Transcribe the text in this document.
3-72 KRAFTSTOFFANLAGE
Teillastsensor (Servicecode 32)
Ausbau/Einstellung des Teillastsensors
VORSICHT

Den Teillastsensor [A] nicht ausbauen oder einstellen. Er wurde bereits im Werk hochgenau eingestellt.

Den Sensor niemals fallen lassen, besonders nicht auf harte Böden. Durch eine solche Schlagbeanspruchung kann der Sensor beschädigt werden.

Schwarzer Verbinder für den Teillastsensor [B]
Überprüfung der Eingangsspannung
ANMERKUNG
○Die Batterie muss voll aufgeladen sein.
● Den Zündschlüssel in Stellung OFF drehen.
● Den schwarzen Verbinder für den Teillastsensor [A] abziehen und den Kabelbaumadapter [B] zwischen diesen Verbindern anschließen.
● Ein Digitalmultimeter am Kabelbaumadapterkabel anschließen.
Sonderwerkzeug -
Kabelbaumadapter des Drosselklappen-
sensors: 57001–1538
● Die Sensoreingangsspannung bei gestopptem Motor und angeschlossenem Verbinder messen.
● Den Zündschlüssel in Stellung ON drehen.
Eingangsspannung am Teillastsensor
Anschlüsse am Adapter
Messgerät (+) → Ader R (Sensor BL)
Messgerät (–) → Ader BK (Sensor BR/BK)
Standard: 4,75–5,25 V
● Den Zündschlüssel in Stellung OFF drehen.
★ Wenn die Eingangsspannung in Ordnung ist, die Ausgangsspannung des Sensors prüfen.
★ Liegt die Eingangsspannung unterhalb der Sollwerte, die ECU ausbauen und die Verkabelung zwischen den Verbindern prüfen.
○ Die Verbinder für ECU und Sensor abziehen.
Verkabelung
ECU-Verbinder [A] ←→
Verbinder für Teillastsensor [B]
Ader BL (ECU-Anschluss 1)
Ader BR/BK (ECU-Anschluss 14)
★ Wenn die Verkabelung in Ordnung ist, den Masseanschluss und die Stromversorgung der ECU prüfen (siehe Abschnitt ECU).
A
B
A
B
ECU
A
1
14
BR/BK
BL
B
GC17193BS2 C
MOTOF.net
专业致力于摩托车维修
* * *
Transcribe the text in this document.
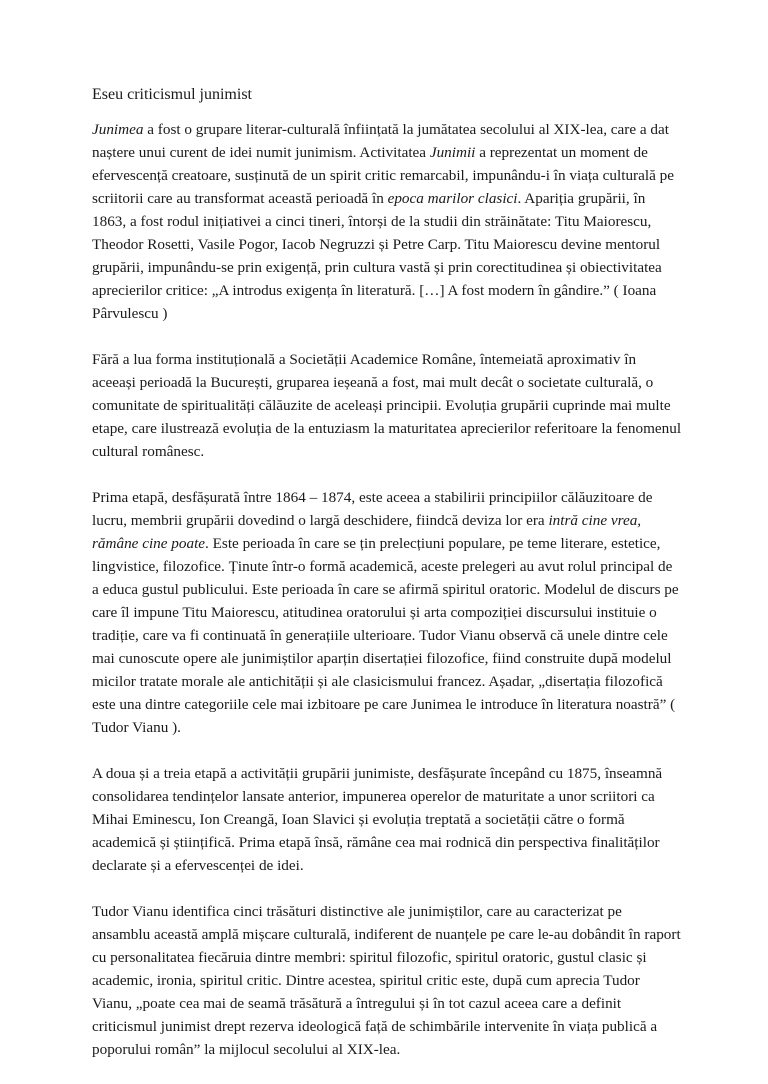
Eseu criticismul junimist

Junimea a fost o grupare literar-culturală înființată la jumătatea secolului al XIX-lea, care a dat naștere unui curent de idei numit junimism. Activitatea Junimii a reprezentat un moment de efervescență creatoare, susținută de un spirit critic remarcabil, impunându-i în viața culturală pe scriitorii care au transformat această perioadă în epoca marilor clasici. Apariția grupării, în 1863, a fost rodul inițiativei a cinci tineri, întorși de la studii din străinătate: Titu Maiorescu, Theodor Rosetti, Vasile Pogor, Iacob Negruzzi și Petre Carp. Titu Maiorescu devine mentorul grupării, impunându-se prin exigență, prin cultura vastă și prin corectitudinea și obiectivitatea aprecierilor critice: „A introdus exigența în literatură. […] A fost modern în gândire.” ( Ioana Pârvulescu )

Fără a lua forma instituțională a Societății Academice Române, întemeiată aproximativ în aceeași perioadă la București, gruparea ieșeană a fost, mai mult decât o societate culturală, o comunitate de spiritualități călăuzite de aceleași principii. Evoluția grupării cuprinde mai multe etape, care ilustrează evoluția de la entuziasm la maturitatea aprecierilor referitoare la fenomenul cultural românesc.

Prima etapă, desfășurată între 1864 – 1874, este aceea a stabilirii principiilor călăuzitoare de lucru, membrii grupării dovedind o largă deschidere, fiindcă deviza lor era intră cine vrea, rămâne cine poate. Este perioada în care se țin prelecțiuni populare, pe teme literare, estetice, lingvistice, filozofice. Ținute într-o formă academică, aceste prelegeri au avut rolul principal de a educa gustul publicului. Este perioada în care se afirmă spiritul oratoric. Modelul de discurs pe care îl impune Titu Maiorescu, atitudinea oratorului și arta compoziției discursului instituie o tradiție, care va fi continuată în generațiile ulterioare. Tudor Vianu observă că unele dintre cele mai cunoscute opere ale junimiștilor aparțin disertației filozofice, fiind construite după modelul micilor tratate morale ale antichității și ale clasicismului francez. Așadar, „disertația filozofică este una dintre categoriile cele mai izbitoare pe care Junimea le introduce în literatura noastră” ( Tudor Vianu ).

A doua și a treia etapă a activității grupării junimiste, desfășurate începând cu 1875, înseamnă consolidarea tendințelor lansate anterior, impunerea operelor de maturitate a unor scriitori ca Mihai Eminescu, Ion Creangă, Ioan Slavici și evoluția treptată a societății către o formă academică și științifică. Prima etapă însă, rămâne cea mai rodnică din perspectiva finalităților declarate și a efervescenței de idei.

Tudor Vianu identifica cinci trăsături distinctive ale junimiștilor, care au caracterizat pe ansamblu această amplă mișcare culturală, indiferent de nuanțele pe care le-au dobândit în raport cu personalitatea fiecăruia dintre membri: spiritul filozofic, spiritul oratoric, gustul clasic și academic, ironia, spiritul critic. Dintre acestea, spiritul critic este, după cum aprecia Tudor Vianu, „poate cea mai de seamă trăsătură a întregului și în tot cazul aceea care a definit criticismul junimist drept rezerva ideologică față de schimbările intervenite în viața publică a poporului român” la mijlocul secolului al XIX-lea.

* _Aim_
From the listing above, return each line with the word "Ordnung".

* _Result of the task_
★ Wenn die Eingangsspannung in Ordnung ist, die Ausgangsspannung des Sensors prüfen.
★ Wenn die Verkabelung in Ordnung ist, den Masseanschluss und die Stromversorgung der ECU prüfen (siehe Abschnitt ECU).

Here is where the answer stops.